• [PROBLEM TO WORK ON]:
Copy out the lines that include the word "Plain".

• [EXTRACTED MATERIAL]:
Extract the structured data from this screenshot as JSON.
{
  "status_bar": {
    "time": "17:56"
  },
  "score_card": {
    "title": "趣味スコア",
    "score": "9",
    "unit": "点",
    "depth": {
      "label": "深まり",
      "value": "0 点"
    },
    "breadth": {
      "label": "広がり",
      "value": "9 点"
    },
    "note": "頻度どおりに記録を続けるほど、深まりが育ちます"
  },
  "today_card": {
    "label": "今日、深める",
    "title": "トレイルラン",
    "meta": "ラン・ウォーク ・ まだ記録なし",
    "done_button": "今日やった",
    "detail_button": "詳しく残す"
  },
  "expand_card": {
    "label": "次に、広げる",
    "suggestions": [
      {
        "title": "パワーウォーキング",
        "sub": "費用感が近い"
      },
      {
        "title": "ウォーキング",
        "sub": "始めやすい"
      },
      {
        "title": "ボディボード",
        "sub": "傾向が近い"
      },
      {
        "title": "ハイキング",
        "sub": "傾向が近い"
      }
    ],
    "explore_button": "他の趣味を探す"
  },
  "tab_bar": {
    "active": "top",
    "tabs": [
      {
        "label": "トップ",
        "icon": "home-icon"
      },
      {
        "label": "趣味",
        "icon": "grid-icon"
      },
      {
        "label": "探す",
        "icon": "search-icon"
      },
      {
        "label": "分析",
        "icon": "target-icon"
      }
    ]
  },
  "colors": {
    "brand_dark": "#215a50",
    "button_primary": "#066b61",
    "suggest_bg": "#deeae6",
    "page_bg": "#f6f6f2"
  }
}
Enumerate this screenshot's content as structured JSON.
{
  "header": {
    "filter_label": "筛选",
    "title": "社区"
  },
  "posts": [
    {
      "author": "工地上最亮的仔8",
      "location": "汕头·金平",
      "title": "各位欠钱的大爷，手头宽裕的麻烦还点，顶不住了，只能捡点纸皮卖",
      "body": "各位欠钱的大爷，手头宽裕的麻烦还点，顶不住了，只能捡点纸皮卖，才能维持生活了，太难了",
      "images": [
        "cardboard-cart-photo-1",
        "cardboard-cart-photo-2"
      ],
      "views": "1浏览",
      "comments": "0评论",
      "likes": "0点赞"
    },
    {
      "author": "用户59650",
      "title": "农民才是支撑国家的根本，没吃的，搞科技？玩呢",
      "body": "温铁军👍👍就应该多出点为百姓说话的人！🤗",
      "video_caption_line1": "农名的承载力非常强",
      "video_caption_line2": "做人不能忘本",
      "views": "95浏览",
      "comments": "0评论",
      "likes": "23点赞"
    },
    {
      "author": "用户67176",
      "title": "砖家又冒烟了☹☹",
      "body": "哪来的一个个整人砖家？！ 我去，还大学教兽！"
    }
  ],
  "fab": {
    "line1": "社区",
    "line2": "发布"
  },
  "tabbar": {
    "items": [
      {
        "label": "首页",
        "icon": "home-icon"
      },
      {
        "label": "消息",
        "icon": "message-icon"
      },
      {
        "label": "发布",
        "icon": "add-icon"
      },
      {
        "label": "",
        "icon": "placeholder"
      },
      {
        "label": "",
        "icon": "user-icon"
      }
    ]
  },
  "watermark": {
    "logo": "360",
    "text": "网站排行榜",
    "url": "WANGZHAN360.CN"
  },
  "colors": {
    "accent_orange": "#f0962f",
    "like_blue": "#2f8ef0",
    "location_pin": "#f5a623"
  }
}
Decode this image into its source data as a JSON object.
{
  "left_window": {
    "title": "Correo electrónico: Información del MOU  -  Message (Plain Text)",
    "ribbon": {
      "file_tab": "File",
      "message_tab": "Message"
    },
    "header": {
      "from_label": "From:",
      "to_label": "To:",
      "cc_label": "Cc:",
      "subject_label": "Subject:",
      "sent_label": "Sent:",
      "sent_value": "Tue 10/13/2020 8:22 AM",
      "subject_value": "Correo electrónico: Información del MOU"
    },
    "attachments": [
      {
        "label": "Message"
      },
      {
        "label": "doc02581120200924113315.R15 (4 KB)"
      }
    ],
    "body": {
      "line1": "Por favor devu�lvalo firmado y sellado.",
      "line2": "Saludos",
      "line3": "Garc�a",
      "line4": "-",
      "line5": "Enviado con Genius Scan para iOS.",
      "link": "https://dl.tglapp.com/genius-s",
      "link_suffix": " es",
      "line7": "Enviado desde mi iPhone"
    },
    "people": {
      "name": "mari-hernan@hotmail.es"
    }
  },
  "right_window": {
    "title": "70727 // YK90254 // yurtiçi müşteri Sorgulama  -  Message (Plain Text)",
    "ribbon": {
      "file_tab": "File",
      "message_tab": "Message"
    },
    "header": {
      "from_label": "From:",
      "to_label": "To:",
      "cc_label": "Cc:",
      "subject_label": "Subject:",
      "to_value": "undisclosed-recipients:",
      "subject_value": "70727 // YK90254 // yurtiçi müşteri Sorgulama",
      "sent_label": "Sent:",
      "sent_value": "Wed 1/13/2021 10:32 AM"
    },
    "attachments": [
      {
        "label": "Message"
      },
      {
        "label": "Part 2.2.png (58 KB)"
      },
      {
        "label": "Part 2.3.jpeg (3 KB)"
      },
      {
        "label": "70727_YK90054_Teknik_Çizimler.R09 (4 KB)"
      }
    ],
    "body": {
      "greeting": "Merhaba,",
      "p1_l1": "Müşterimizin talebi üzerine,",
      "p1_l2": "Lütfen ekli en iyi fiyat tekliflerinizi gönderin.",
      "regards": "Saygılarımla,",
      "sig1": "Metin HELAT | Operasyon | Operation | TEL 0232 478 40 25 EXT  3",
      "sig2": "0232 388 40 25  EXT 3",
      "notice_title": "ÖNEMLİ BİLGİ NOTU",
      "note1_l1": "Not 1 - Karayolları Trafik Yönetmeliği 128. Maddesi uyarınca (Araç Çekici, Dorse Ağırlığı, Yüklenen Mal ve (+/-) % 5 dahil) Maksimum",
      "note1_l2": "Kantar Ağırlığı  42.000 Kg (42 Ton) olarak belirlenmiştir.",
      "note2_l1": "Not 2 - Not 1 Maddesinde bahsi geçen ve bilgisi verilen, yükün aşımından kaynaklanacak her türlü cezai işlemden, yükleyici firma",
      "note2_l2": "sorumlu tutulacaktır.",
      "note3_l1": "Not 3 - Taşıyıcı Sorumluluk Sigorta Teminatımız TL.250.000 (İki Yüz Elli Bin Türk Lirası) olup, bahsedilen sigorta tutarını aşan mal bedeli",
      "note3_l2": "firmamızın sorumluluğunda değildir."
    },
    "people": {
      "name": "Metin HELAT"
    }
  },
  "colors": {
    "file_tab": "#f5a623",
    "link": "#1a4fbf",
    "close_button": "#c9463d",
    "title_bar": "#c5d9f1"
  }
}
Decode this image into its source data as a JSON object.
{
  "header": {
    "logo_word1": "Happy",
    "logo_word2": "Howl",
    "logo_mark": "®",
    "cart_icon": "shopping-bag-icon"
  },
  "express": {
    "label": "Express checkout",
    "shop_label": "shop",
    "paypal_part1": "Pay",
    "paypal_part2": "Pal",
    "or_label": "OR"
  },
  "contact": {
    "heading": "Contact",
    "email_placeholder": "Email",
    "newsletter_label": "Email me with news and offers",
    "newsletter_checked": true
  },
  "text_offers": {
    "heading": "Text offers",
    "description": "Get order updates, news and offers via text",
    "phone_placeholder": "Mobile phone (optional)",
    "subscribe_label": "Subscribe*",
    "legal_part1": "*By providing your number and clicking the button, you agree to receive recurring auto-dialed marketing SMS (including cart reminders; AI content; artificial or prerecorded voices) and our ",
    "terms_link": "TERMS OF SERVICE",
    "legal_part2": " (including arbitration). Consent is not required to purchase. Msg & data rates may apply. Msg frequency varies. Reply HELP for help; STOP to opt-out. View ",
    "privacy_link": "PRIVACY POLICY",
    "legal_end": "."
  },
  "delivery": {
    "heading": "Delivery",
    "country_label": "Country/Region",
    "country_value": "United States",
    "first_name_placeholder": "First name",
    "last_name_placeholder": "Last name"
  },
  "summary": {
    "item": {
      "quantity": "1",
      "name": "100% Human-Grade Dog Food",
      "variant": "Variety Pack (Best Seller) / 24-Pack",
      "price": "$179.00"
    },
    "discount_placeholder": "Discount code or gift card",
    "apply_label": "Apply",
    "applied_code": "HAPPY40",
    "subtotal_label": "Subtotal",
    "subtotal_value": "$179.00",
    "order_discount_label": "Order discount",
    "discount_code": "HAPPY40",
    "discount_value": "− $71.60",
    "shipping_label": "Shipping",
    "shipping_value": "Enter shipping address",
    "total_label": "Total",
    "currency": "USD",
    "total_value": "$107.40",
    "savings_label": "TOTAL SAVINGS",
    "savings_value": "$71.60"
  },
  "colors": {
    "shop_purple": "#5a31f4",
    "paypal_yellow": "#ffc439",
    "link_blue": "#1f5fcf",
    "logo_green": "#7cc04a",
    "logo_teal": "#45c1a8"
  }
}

• [THE REPLY]:
    "title": "Correo electrónico: Información del MOU  -  Message (Plain Text)",
    "title": "70727 // YK90254 // yurtiçi müşteri Sorgulama  -  Message (Plain Text)",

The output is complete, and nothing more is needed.